(Rows from a figure dataset)
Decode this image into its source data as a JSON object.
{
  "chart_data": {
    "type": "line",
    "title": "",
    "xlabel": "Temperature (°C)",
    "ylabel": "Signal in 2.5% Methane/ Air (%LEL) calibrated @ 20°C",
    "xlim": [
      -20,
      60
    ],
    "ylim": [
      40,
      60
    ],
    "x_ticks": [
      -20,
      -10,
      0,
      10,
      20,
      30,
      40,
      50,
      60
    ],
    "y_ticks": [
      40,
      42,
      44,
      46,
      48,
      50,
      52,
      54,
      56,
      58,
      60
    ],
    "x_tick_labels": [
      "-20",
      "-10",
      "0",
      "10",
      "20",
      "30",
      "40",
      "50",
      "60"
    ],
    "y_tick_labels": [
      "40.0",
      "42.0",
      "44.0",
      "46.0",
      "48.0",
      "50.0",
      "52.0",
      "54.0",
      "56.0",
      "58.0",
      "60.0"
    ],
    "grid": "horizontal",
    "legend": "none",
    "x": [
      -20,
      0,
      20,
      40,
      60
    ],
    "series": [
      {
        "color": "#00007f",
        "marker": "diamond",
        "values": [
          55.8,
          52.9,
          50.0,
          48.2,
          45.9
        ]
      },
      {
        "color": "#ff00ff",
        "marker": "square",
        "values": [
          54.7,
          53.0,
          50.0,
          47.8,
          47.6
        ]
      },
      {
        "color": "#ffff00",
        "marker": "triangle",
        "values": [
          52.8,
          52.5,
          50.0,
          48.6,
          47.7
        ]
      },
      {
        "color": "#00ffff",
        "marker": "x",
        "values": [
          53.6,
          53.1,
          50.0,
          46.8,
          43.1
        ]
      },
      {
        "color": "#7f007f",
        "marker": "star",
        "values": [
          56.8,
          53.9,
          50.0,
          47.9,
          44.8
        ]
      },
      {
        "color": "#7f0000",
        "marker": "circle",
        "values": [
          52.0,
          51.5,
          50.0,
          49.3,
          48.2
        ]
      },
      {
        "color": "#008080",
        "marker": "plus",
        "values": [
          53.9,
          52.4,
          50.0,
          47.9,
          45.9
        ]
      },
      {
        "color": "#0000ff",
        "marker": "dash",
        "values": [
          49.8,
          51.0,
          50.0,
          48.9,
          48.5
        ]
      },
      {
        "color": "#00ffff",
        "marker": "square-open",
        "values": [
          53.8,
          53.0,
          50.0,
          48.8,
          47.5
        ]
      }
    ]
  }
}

(Stated task) Repeat the material above in full, quoting it exactly.

(Task output)
Decode this image into its source data as a JSON object.
{
  "chart_data": {
    "type": "line",
    "title": "",
    "xlabel": "Temperature (°C)",
    "ylabel": "Signal in 2.5% Methane/ Air (%LEL) calibrated @ 20°C",
    "xlim": [
      -20,
      60
    ],
    "ylim": [
      40,
      60
    ],
    "x_ticks": [
      -20,
      -10,
      0,
      10,
      20,
      30,
      40,
      50,
      60
    ],
    "y_ticks": [
      40,
      42,
      44,
      46,
      48,
      50,
      52,
      54,
      56,
      58,
      60
    ],
    "x_tick_labels": [
      "-20",
      "-10",
      "0",
      "10",
      "20",
      "30",
      "40",
      "50",
      "60"
    ],
    "y_tick_labels": [
      "40.0",
      "42.0",
      "44.0",
      "46.0",
      "48.0",
      "50.0",
      "52.0",
      "54.0",
      "56.0",
      "58.0",
      "60.0"
    ],
    "grid": "horizontal",
    "legend": "none",
    "x": [
      -20,
      0,
      20,
      40,
      60
    ],
    "series": [
      {
        "color": "#00007f",
        "marker": "diamond",
        "values": [
          55.8,
          52.9,
          50.0,
          48.2,
          45.9
        ]
      },
      {
        "color": "#ff00ff",
        "marker": "square",
        "values": [
          54.7,
          53.0,
          50.0,
          47.8,
          47.6
        ]
      },
      {
        "color": "#ffff00",
        "marker": "triangle",
        "values": [
          52.8,
          52.5,
          50.0,
          48.6,
          47.7
        ]
      },
      {
        "color": "#00ffff",
        "marker": "x",
        "values": [
          53.6,
          53.1,
          50.0,
          46.8,
          43.1
        ]
      },
      {
        "color": "#7f007f",
        "marker": "star",
        "values": [
          56.8,
          53.9,
          50.0,
          47.9,
          44.8
        ]
      },
      {
        "color": "#7f0000",
        "marker": "circle",
        "values": [
          52.0,
          51.5,
          50.0,
          49.3,
          48.2
        ]
      },
      {
        "color": "#008080",
        "marker": "plus",
        "values": [
          53.9,
          52.4,
          50.0,
          47.9,
          45.9
        ]
      },
      {
        "color": "#0000ff",
        "marker": "dash",
        "values": [
          49.8,
          51.0,
          50.0,
          48.9,
          48.5
        ]
      },
      {
        "color": "#00ffff",
        "marker": "square-open",
        "values": [
          53.8,
          53.0,
          50.0,
          48.8,
          47.5
        ]
      }
    ]
  }
}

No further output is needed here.